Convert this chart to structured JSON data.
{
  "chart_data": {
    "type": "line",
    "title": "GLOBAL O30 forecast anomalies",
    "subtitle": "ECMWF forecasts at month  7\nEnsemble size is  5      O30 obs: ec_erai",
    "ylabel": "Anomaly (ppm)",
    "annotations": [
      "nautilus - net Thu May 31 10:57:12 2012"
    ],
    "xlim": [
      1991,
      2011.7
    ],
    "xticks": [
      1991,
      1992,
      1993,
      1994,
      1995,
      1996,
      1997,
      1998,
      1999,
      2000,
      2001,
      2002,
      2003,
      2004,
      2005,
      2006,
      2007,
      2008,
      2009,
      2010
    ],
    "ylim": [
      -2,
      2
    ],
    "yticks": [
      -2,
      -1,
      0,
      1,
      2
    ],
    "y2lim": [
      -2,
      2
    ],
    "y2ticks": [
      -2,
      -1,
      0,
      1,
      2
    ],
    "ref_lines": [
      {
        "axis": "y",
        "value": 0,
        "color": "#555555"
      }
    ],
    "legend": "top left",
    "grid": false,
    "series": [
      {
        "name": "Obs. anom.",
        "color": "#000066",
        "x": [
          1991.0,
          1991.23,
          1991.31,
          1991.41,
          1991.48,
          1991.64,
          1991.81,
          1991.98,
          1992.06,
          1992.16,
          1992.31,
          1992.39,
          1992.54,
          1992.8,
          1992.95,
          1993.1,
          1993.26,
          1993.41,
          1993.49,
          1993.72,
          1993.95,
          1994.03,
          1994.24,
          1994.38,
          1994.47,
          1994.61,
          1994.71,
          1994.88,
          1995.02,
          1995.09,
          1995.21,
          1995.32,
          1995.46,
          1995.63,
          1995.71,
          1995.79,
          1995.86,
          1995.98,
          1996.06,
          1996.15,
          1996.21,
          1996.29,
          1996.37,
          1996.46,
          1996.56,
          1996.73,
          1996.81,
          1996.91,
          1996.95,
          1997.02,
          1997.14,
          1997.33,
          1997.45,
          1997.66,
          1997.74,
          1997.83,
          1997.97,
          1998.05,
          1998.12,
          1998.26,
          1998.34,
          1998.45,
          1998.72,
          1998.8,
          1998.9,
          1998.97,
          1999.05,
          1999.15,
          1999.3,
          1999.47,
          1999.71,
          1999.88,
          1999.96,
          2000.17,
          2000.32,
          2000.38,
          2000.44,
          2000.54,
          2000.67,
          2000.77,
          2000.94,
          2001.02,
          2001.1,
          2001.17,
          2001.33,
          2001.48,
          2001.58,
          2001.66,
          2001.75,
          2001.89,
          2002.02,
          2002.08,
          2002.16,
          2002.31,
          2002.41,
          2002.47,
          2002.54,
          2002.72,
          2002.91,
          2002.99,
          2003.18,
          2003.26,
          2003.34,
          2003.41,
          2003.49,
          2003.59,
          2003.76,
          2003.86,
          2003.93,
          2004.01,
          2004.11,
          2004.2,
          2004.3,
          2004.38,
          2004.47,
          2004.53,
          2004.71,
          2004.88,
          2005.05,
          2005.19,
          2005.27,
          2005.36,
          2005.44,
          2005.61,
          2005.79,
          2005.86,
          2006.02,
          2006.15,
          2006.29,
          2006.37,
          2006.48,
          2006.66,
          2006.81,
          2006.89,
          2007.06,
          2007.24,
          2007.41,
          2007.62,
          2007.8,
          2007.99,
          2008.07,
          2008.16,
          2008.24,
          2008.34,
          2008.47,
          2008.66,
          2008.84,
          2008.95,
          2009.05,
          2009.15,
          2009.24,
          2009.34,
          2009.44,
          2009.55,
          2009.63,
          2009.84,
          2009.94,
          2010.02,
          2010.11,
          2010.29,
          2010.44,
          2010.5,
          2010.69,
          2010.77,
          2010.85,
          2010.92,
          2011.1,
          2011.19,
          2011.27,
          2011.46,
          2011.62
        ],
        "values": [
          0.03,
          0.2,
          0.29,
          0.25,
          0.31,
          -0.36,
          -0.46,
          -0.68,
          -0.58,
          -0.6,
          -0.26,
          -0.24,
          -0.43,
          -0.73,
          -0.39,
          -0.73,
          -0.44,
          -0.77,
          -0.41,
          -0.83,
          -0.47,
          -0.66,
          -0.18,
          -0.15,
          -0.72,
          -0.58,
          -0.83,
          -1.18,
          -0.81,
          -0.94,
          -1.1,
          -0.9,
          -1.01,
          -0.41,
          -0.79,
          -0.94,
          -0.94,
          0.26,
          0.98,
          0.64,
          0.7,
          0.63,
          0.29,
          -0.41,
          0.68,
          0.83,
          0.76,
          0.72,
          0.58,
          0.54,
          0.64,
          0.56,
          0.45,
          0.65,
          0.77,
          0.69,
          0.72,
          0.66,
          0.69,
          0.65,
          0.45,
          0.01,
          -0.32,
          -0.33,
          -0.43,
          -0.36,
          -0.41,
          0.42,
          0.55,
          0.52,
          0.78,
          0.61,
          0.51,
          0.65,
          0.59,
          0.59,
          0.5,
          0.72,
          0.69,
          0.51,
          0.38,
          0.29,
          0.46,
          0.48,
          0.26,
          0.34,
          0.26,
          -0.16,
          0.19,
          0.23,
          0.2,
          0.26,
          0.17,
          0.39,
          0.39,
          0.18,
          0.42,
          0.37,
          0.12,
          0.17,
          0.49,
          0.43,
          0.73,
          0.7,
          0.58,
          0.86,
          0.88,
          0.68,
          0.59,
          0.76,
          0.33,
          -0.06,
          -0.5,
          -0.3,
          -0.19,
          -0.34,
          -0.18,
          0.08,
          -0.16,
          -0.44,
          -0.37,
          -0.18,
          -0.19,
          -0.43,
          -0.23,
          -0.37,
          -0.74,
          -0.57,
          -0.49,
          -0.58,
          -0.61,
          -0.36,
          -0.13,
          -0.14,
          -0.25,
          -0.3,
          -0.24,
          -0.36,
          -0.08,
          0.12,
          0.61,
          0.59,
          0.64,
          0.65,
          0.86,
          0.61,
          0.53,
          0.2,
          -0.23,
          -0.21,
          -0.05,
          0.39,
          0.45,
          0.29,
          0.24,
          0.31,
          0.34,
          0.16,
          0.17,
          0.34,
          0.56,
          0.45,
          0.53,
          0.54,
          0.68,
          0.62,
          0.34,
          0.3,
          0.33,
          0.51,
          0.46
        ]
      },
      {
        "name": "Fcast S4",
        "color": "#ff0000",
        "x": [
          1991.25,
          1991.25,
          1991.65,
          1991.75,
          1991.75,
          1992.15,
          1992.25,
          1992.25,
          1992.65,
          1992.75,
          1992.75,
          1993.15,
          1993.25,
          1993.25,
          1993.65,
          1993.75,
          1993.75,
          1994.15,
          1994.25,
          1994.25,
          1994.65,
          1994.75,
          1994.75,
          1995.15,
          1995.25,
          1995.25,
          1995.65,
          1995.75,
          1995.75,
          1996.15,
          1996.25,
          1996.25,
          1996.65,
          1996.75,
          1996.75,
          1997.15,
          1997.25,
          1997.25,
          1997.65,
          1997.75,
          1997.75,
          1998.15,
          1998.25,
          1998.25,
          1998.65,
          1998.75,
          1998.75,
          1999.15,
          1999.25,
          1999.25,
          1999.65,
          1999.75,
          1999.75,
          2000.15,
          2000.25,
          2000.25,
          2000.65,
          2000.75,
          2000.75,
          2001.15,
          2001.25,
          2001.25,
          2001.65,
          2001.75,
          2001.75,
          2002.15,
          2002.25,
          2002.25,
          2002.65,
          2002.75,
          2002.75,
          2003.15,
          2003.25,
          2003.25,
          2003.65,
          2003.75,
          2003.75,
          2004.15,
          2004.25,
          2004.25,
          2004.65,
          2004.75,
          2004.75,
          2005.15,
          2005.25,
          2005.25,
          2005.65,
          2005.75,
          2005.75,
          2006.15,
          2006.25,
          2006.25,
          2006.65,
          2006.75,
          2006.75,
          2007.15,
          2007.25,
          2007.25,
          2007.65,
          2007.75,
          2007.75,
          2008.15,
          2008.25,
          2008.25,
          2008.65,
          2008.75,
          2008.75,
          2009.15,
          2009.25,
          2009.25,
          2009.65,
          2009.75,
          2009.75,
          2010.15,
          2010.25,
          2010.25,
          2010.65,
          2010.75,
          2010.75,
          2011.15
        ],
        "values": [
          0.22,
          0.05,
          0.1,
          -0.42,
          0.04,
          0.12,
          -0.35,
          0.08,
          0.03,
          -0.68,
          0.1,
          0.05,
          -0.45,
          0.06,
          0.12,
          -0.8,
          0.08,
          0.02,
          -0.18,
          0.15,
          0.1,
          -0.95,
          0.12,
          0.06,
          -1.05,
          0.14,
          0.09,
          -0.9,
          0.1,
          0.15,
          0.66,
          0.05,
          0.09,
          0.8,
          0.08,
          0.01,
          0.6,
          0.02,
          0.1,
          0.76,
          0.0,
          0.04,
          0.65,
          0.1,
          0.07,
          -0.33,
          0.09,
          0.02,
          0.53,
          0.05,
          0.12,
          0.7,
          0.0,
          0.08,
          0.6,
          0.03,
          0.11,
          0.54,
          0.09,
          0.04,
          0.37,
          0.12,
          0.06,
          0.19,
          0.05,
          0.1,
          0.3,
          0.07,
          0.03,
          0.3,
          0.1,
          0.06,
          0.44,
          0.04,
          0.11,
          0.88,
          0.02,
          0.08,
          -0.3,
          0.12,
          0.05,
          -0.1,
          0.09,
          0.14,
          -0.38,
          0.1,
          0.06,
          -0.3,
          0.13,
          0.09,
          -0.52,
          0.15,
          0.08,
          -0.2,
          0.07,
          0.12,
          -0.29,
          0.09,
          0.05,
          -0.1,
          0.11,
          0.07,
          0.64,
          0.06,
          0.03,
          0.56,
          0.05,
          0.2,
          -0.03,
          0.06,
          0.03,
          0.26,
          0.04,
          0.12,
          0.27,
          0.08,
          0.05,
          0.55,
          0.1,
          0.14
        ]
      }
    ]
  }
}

Direction
Scan the material above for the string "color" and return the lines that hold it.

Solution
        "color": "#555555"
        "color": "#000066",
        "color": "#ff0000",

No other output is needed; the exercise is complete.